What to produce ▸ Extract all lines that hold the string "text".

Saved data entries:
===============
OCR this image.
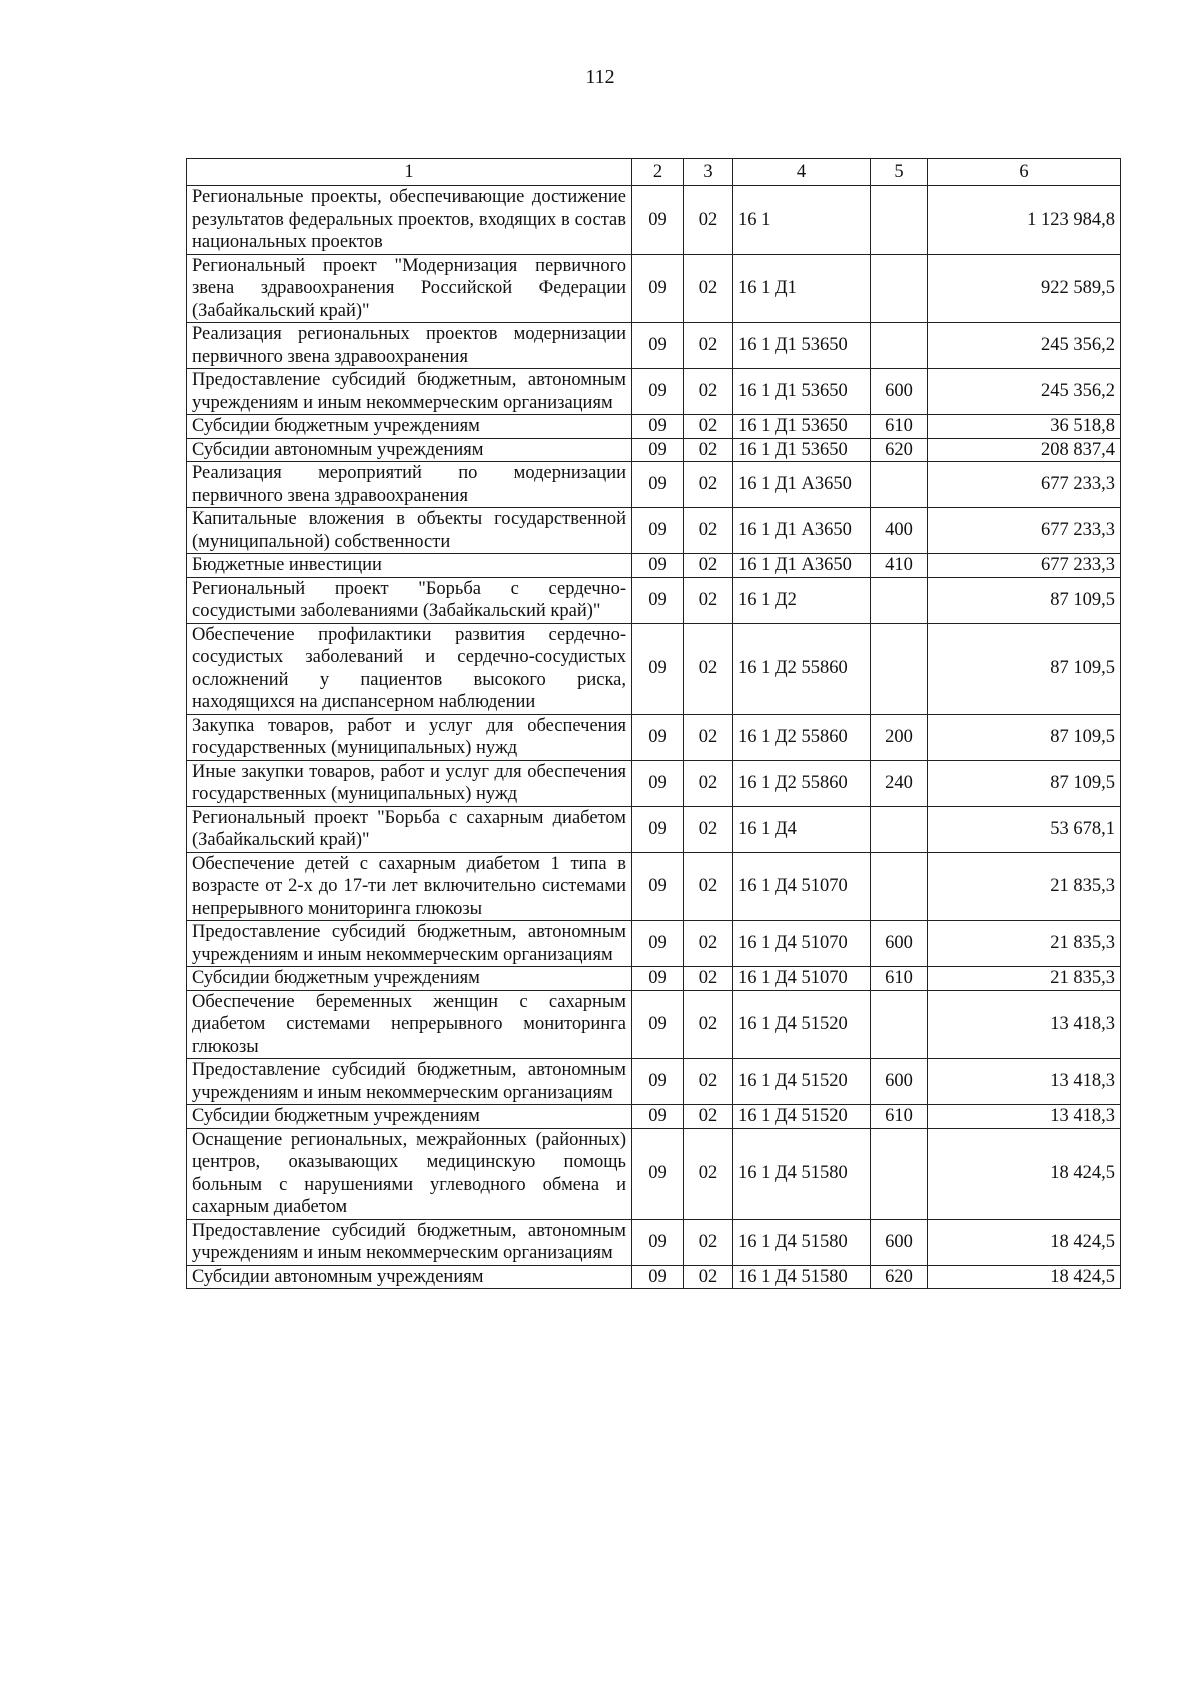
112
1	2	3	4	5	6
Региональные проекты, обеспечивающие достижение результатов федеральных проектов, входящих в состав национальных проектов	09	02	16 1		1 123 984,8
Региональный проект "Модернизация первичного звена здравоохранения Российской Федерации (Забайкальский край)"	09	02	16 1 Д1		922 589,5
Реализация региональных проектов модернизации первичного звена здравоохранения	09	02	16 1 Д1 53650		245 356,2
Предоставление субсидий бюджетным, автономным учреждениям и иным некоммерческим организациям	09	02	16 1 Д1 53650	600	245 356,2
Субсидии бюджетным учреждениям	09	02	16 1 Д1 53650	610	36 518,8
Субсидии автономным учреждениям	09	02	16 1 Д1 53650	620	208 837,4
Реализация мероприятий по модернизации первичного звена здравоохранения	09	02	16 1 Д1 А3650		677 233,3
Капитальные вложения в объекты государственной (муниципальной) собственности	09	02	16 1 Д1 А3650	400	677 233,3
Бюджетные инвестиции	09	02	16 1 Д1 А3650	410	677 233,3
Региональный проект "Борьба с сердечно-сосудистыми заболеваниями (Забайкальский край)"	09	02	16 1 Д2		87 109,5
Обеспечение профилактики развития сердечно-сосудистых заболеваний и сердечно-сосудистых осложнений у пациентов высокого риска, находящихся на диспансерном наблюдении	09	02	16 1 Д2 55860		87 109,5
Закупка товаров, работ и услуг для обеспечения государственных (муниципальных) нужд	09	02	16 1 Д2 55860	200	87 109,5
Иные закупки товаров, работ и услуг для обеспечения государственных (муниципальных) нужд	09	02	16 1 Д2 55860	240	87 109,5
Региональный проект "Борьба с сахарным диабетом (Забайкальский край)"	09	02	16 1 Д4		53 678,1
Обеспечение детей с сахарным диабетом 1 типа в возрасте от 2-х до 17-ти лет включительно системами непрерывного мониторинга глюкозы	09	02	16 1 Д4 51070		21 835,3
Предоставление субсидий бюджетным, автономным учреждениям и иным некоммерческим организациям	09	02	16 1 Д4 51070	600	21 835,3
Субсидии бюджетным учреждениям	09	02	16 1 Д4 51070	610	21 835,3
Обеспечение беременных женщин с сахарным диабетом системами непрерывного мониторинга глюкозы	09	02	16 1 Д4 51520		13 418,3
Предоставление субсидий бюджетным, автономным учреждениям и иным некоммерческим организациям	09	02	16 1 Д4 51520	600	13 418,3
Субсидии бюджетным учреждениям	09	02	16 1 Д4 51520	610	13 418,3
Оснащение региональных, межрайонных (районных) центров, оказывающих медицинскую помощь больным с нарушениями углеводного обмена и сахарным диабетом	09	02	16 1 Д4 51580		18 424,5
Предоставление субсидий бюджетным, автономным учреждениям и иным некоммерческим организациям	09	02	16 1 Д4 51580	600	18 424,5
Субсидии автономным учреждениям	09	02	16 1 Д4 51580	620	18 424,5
===============
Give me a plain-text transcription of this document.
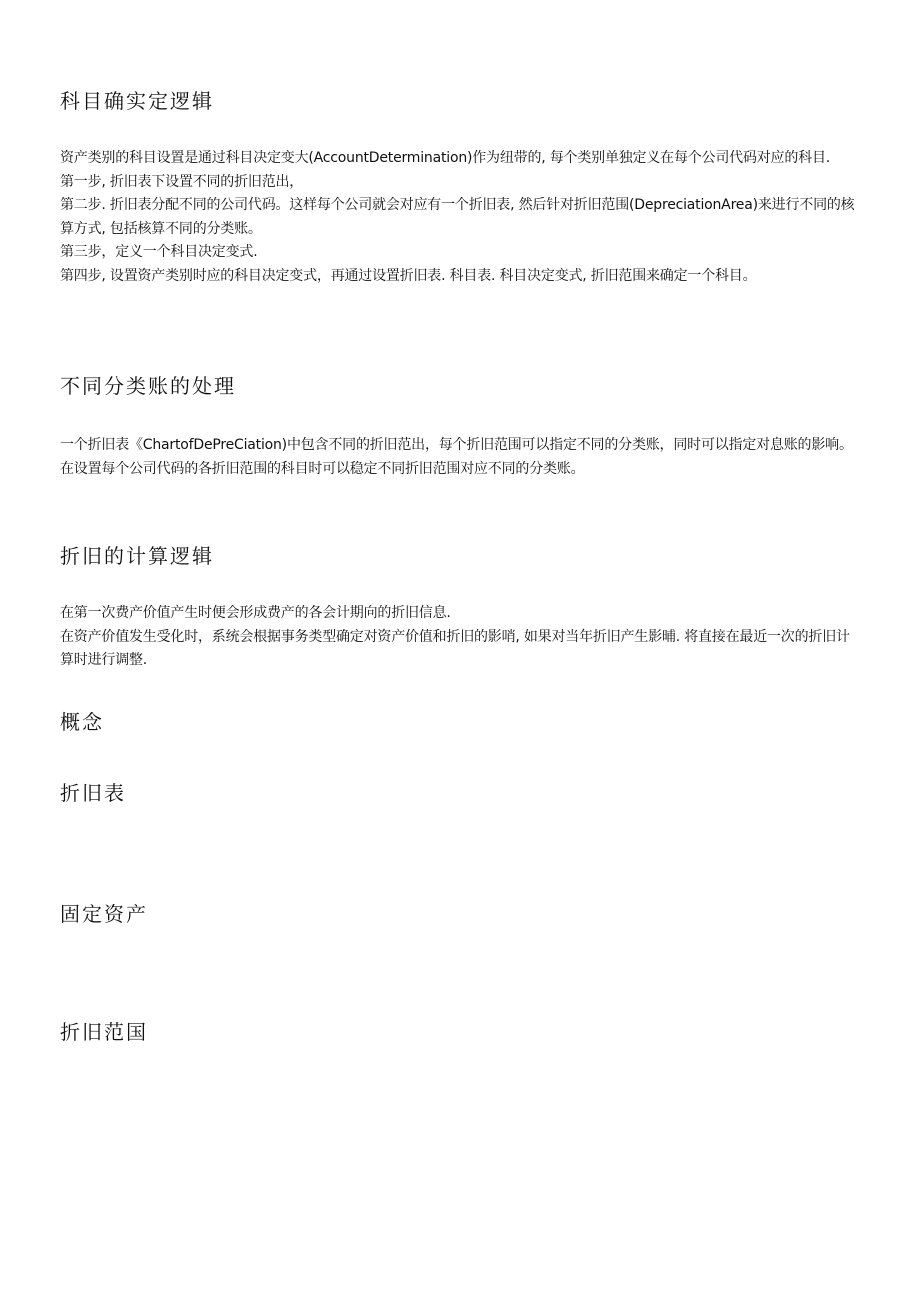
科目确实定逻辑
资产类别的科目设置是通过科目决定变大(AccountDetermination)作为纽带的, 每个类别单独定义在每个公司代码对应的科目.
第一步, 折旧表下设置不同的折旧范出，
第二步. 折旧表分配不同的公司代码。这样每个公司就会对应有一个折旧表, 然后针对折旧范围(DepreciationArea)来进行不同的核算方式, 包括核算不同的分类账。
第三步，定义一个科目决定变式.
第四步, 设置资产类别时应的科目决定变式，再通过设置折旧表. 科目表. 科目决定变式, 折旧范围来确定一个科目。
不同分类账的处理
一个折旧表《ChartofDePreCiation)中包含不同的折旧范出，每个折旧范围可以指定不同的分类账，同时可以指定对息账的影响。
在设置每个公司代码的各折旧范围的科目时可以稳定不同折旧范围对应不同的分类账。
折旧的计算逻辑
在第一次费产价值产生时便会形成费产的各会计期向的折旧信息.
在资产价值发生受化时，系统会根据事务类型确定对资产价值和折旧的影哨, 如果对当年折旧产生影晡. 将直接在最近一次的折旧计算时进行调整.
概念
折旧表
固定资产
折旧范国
===============
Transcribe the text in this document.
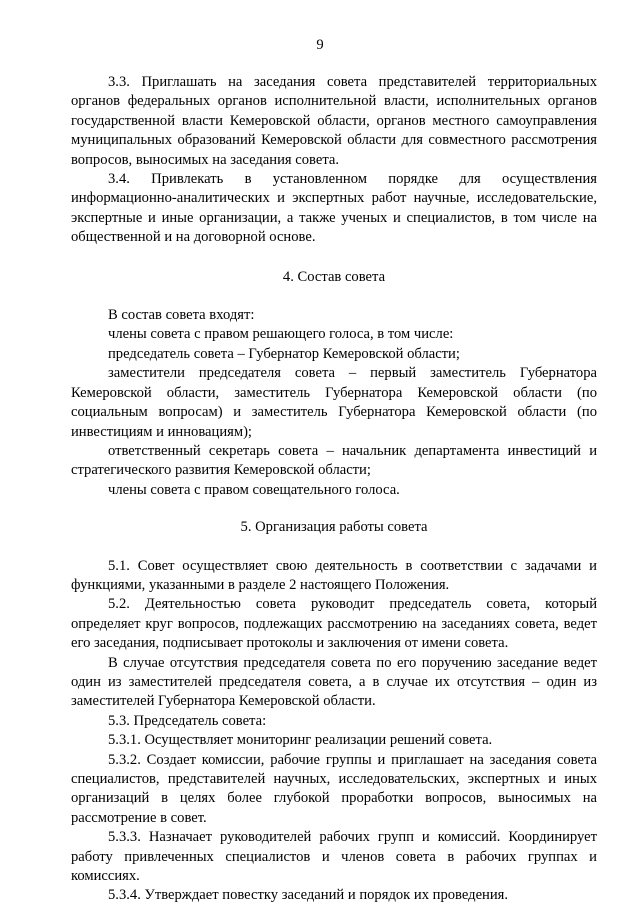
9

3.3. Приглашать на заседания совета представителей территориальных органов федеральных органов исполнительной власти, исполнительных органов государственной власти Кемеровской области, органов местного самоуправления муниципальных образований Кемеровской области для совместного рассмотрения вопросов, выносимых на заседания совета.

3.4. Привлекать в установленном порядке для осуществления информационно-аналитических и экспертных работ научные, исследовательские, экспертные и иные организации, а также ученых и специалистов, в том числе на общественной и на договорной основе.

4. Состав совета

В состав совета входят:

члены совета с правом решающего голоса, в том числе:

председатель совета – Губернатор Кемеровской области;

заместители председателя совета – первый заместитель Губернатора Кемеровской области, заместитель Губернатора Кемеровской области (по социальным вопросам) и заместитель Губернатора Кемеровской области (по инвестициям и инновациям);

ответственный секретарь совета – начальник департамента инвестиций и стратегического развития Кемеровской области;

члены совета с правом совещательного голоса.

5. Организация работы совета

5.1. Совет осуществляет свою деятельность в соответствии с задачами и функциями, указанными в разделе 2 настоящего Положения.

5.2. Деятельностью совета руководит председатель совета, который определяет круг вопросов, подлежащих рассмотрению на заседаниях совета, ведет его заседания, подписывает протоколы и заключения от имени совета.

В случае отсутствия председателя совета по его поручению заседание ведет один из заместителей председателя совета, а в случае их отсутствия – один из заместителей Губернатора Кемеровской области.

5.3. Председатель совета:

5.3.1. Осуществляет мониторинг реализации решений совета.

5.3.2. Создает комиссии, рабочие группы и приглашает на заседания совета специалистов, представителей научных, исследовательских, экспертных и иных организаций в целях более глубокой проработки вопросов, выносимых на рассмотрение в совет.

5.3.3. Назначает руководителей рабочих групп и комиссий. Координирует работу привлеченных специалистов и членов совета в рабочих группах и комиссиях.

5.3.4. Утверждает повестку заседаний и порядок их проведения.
===============
Solved problem ▸
Give me a plain-text transcription of this document.
Transcribe the text in this document.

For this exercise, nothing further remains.